Short problem —
Each line holding the word "name" counts once; give the total and nothing more.

(Entries with figure data)
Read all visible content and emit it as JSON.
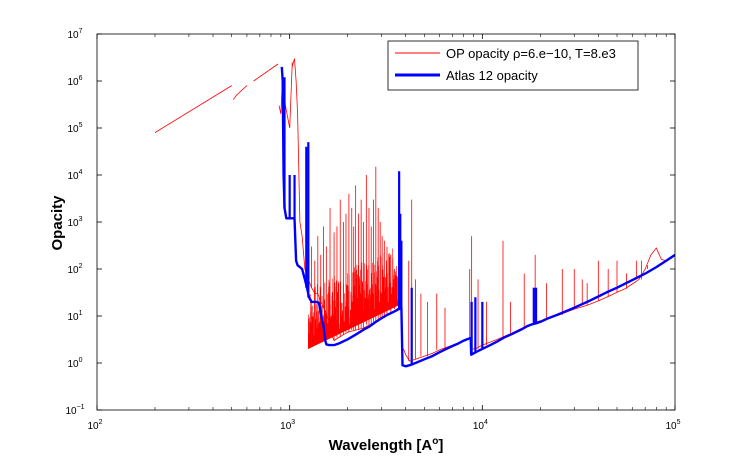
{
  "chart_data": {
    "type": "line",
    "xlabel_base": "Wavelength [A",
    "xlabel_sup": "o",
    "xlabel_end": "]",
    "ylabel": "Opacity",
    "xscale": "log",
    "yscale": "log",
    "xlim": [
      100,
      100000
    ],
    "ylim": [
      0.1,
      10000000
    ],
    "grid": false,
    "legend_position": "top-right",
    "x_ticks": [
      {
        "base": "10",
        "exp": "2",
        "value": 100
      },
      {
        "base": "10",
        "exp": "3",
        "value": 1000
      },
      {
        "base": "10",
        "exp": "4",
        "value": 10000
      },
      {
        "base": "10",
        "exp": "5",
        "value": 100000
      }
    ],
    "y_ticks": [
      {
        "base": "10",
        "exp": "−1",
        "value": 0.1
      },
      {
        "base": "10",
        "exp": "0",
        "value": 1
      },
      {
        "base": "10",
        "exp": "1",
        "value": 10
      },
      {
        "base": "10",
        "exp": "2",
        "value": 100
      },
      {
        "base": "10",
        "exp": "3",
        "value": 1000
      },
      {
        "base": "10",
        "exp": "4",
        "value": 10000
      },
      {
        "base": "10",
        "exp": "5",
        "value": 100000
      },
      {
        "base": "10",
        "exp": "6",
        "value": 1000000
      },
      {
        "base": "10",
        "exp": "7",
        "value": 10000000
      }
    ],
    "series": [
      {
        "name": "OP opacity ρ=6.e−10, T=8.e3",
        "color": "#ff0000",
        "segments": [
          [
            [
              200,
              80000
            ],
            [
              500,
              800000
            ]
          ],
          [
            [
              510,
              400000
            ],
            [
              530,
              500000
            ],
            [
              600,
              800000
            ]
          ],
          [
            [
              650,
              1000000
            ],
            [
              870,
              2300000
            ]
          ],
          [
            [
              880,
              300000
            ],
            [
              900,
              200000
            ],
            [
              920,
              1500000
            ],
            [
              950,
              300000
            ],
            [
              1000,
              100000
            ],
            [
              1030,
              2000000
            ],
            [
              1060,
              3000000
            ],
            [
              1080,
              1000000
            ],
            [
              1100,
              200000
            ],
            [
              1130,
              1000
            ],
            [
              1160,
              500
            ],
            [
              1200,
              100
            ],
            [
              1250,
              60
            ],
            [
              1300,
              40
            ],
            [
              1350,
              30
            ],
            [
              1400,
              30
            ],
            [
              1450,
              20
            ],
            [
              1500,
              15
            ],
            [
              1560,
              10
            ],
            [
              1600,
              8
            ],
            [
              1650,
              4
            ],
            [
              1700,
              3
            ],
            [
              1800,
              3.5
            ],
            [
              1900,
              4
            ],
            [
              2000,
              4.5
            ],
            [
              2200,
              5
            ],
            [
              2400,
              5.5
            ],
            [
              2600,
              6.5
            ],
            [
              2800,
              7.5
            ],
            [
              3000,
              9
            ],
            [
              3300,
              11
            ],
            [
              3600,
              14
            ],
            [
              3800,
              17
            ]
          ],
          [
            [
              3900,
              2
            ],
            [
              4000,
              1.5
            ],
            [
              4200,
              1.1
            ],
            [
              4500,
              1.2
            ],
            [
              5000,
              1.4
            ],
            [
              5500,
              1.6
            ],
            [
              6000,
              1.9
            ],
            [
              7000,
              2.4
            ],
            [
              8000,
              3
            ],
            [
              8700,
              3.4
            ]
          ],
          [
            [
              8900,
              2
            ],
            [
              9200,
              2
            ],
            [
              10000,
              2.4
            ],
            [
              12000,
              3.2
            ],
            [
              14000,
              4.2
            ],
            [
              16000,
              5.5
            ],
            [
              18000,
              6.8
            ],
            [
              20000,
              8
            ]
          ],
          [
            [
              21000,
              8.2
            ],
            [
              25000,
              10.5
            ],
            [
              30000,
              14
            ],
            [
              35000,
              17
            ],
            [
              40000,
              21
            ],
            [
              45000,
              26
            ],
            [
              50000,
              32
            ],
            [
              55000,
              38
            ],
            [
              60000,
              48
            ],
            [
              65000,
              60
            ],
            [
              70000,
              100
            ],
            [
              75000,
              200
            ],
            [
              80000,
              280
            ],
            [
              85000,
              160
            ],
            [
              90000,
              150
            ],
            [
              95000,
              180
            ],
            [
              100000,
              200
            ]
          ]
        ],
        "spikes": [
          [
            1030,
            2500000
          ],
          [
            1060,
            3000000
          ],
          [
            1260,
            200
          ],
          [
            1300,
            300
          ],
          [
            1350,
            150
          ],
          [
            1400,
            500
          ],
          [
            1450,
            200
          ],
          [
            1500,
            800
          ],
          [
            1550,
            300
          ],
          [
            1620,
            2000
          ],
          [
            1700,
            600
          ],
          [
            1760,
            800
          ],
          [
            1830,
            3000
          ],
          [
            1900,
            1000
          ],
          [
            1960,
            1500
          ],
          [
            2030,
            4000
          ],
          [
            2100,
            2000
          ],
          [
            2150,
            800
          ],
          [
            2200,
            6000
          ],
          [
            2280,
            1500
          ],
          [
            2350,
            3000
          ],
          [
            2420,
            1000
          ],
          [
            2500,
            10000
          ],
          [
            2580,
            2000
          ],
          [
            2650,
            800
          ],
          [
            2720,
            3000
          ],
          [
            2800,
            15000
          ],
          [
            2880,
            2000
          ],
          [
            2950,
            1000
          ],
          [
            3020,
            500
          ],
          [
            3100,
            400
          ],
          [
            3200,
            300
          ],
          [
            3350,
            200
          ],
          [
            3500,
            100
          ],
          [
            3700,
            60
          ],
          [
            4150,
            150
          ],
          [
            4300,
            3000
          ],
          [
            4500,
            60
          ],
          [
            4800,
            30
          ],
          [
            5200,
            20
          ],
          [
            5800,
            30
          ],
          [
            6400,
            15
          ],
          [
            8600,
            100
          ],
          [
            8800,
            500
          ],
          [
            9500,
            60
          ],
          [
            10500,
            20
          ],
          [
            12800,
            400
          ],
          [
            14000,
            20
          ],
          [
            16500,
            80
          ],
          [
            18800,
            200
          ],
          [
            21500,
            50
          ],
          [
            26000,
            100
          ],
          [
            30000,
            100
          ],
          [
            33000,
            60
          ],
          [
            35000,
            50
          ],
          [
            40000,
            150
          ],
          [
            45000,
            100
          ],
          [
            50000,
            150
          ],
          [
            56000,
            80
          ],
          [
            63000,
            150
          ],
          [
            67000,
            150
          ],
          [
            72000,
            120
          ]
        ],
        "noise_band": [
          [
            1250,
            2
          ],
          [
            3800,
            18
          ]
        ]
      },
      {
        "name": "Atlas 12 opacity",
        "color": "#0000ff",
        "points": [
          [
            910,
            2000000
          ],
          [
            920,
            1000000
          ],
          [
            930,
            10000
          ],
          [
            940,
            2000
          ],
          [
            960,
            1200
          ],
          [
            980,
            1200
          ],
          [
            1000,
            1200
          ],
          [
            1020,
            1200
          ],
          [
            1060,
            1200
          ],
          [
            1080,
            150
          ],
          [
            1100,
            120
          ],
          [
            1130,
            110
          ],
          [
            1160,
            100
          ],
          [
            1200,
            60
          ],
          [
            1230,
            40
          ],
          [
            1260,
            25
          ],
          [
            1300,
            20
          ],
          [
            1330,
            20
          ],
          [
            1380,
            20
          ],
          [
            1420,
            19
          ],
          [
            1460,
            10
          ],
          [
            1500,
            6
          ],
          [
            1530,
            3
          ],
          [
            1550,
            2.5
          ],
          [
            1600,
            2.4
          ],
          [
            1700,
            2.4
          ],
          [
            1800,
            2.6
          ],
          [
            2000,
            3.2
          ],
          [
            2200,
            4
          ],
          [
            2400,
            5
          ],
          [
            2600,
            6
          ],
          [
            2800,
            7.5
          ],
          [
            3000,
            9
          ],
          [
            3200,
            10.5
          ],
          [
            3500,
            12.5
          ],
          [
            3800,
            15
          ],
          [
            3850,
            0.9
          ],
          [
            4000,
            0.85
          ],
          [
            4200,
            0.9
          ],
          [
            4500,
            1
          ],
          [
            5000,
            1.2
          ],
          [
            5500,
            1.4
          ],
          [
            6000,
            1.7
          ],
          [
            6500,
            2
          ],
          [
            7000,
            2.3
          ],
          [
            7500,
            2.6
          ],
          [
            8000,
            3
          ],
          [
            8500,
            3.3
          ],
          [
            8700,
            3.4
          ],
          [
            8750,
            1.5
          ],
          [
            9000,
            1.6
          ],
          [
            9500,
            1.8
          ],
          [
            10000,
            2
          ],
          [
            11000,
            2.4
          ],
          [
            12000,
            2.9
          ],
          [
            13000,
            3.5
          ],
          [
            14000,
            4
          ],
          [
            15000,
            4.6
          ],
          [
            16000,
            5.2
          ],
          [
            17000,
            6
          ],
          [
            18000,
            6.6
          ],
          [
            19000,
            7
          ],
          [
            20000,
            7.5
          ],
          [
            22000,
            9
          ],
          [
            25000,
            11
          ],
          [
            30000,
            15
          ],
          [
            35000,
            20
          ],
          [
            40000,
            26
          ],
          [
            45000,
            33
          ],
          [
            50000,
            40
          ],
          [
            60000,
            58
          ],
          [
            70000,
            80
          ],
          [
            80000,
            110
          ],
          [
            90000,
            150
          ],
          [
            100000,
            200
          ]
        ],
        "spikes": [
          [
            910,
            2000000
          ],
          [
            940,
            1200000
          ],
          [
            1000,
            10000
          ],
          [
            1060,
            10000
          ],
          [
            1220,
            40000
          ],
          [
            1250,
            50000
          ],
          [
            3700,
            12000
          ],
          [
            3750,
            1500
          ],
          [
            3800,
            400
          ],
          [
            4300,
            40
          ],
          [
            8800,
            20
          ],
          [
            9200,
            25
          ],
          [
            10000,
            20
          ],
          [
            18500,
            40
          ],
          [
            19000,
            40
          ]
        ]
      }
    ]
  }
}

In response —
2